## START Records supplied

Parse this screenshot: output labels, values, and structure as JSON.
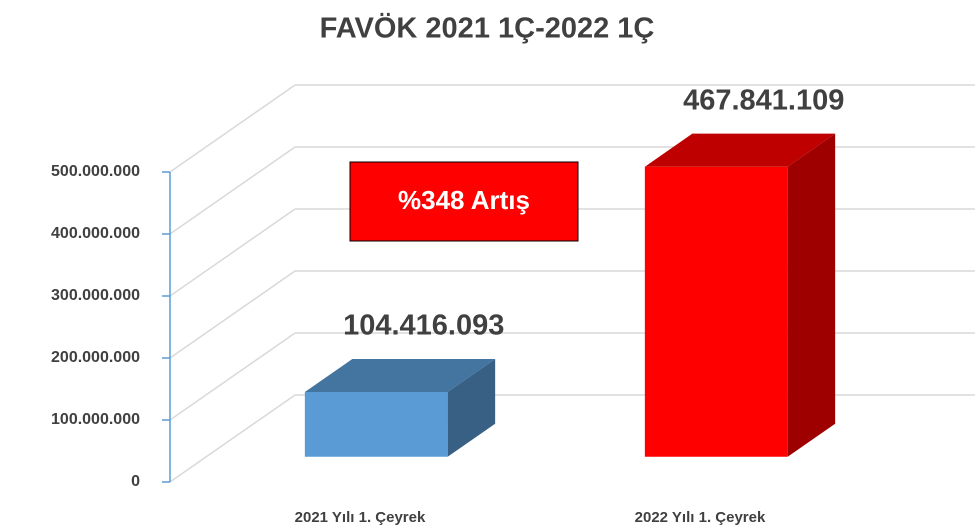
{
  "chart_data": {
    "type": "bar3d",
    "title": "FAVÖK 2021 1Ç-2022 1Ç",
    "categories": [
      "2021 Yılı 1. Çeyrek",
      "2022 Yılı 1. Çeyrek"
    ],
    "values": [
      104416093,
      467841109
    ],
    "value_labels": [
      "104.416.093",
      "467.841.109"
    ],
    "colors": [
      "#5b9bd5",
      "#ff0000"
    ],
    "annotation": "%348 Artış",
    "ylim": [
      0,
      500000000
    ],
    "yticks": [
      0,
      {
        "value": 100000000,
        "label": "100.000.000"
      },
      {
        "value": 200000000,
        "label": "200.000.000"
      },
      {
        "value": 300000000,
        "label": "300.000.000"
      },
      {
        "value": 400000000,
        "label": "400.000.000"
      },
      {
        "value": 500000000,
        "label": "500.000.000"
      }
    ],
    "grid": true
  }
}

## END Records supplied

In your copy of the listing above, reproduce each line exactly and omit all pictures.

__Task output__:
Parse this screenshot: output labels, values, and structure as JSON.
{
  "chart_data": {
    "type": "bar3d",
    "title": "FAVÖK 2021 1Ç-2022 1Ç",
    "categories": [
      "2021 Yılı 1. Çeyrek",
      "2022 Yılı 1. Çeyrek"
    ],
    "values": [
      104416093,
      467841109
    ],
    "value_labels": [
      "104.416.093",
      "467.841.109"
    ],
    "colors": [
      "#5b9bd5",
      "#ff0000"
    ],
    "annotation": "%348 Artış",
    "ylim": [
      0,
      500000000
    ],
    "yticks": [
      0,
      {
        "value": 100000000,
        "label": "100.000.000"
      },
      {
        "value": 200000000,
        "label": "200.000.000"
      },
      {
        "value": 300000000,
        "label": "300.000.000"
      },
      {
        "value": 400000000,
        "label": "400.000.000"
      },
      {
        "value": 500000000,
        "label": "500.000.000"
      }
    ],
    "grid": true
  }
}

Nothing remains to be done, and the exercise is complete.